Document extract Block Start

Both Nash’s office and the office of then-Prime Minister Jacinda Ardern were aware of the existence of the June 2020 email at the time Nash’s office responded to Newsroom’s OIA request. On Tuesday afternoon, Hipkins told reporters that Nash’s office had notified staff in Ardern's office that the June 2020 email existed and that they were excluding it from their response to a 2021 OIA request. Whether that was Newsroom’s request is not clear, but the timing indicates that it was.

On Thursday afternoon, the Prime Minister’s Office released a statement attributing the withholding of information to staff oversight. 

“Two staff members in the Prime Minister’s Office, deputy Chief of Staff Holly Donald and a senior advisor were aware of the original OIA. Only the senior advisor was aware of a subsequent complaint to the Ombudsman. 

“It was not escalated to the former Prime Minister or the former Chief of Staff at any point.”

Both staff had reportedly apologised for their error of judgment in “not recognising the significance of the email and escalating it at the time”.

Hipkins said the error was not acceptable.

“Stuart Nash’s email should have been raised with the Prime Minister at the time. I have made it very clear with staff that I expect matters like this to be escalated to me.”

While he accepted the staff members’ apologies, he said the onus was on Stuart Nash to review his correspondence and identify the email himself.

Earlier this week, Opposition leader Christopher Luxon accused the Government of covering up the existence of the June 2020 email. “Clearly people inside the Prime Minister’s office were aware of the issue, and so what kind of culture is that if you don’t actually flag those issues higher up the chain?”

Hipkins rejected such accusations and noted that while some of Ardern's staff were informed of the existence of the email, she and her chief of staff were not. “I don’t think it was tried to be covered up, my understanding is that it just wasn’t within the scope of the request,” he said on Tuesday.

Nash’s apparent breach of the OIA, however, calls that assessment into question. It is also likely to increase the pressure Nash faces from Luxon to immediately resign as an MP, which would trigger a costly by-election in his electorate of Napier. Nash has said he will not resign.

The apparent breach also highlights the weaknesses of New Zealand’s information disclosure regime, in which senior bureaucrats and political staffers exercise enormous control over which documents are disclosed. In some cases, that has led to requests being refused for some journalists and granted for others, or requests being denied without any legal basis.

In 2019, Hipkins, at that time the minister for state services, said there was a “culture of game playing” within the civil service when it came to the OIA, that the legislation needed “more teeth”, and that he supported a review of the legislation. In 2020, then-Justice Minister Andrew Little said the legislation would be reviewed. The next year, his replacement as justice minister, Kris Faafoi, indefinitely delayed that review.

The debacle over the June 2020 email is not the first time Nash has faced scrutiny for his conduct. In June 2020, Newsroom reported that Nash had received at least $50,000 in donations for the 2020 election, with at least $25,500 of that coming from people with connections to the forestry industry for which Nash had ministerial responsibility.

More recently, Nash has faced scrutiny for lobbying Police Commissioner Andrew Coster to appeal a judicial decision he disagreed with, for publicly criticising another judicial decision relating to the murder of constable Matthew Hunt, and for improperly pressuring a Ministry of Business, Innovation and Employment official on behalf of a constituent.

On Wednesday, Hipkins launched a review of all Nash’s communications over the past two years to “look at whether there have been any other breaches of Cabinet collective responsibility or confidentiality, or whether there have been any perceived or actual conflicts of interest in communications between Stuart Nash and those donors”.

“I've asked Stuart repeatedly over the last few weeks, whether there are other things that I should have been aware of, he indicated that there weren’t,” said Hipkins on Tuesday. “Clearly, that was incorrect.”

Document extract Block End
Entries supplied Block Start

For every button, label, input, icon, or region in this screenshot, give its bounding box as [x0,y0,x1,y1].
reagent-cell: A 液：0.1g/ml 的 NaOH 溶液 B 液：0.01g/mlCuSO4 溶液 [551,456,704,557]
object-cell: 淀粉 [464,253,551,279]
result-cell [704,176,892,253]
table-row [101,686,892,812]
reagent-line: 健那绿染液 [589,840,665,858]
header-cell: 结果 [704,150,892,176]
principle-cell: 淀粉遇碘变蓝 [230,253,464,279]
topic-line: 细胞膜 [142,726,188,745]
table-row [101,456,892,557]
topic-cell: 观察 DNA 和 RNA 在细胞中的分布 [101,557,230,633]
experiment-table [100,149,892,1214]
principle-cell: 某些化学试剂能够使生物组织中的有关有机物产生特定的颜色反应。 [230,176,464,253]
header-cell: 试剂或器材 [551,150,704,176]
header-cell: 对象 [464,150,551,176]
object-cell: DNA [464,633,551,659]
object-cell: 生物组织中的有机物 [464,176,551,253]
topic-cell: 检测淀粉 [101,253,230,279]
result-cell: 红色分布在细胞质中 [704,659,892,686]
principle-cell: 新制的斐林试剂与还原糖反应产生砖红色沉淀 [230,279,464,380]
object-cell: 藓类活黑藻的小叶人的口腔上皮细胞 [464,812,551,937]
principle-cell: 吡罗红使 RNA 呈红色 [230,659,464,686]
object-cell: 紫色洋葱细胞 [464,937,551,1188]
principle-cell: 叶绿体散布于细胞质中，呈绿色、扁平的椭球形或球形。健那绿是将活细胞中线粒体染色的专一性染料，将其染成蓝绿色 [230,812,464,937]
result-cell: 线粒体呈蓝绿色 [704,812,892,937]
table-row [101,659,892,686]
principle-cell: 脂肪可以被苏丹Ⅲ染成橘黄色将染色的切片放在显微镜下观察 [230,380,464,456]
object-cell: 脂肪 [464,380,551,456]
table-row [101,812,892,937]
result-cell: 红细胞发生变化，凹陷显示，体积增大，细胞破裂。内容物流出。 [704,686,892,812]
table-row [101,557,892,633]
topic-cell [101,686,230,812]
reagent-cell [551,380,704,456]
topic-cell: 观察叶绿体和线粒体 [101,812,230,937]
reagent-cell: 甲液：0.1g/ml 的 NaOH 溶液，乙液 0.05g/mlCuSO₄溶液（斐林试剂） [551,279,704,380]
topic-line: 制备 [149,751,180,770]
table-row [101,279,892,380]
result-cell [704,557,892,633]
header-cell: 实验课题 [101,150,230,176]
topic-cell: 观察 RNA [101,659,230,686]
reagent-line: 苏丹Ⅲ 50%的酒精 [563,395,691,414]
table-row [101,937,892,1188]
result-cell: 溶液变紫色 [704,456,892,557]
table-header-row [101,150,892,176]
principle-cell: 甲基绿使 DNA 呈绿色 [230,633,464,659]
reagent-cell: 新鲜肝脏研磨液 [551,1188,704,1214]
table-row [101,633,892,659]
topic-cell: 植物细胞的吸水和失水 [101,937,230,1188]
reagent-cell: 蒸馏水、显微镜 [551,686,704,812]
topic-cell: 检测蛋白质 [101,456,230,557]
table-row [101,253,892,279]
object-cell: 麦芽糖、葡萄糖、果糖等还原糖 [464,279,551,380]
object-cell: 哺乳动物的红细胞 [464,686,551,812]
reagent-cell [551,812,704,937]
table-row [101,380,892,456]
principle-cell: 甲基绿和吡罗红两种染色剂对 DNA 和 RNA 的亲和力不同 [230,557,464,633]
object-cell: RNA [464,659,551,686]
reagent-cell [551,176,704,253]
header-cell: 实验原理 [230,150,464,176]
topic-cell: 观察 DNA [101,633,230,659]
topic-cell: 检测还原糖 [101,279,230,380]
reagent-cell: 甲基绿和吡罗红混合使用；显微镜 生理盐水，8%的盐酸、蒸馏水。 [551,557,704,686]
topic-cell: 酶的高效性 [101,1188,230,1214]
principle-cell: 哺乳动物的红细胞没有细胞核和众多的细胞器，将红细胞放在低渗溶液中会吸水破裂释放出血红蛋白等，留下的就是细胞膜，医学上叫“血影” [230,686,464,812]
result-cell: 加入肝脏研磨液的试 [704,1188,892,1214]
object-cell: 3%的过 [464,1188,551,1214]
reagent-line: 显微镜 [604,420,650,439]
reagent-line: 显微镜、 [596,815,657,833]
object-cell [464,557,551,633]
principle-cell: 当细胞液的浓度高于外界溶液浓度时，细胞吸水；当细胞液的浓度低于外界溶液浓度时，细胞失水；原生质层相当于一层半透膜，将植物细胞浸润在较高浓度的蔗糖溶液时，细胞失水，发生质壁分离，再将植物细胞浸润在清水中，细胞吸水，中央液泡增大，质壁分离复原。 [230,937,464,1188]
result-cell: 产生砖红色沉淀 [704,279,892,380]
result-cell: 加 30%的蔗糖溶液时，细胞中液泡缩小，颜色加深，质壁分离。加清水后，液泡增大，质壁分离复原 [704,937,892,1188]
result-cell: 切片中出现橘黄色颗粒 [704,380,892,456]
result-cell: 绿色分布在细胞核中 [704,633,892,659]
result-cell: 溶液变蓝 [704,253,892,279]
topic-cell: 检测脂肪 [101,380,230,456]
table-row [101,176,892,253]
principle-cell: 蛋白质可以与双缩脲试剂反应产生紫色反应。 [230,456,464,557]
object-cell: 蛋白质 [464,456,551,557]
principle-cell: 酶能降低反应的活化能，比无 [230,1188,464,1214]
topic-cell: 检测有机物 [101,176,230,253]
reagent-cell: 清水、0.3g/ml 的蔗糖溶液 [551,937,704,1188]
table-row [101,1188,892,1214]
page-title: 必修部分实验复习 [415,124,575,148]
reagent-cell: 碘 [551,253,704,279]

Entries supplied Block End

__Required tasks__:
1: According to the news extract on Stuart Nash, which electorate does Nash represent?
2: Rewrite the news extract on Stuart Nash from "Hipkins rejected such" to "will not resign.", substituting "special election" for "by-election".
3: List every person whom the news extract on Stuart Nash names with both a first name and a surname.

__Results for the exercise__:
1: Napier

2:
Hipkins rejected such accusations and noted that while some of Ardern's staff were informed of the existence of the email, she and her chief of staff were not. “I don’t think it was tried to be covered up, my understanding is that it just wasn’t within the scope of the request,” he said on Tuesday.

Nash’s apparent breach of the OIA, however, calls that assessment into question. It is also likely to increase the pressure Nash faces from Luxon to immediately resign as an MP, which would trigger a costly special election in his electorate of Napier. Nash has said he will not resign.

3: Jacinda Ardern, Holly Donald, Stuart Nash, Christopher Luxon, Andrew Little, Kris Faafoi, Andrew Coster, Matthew Hunt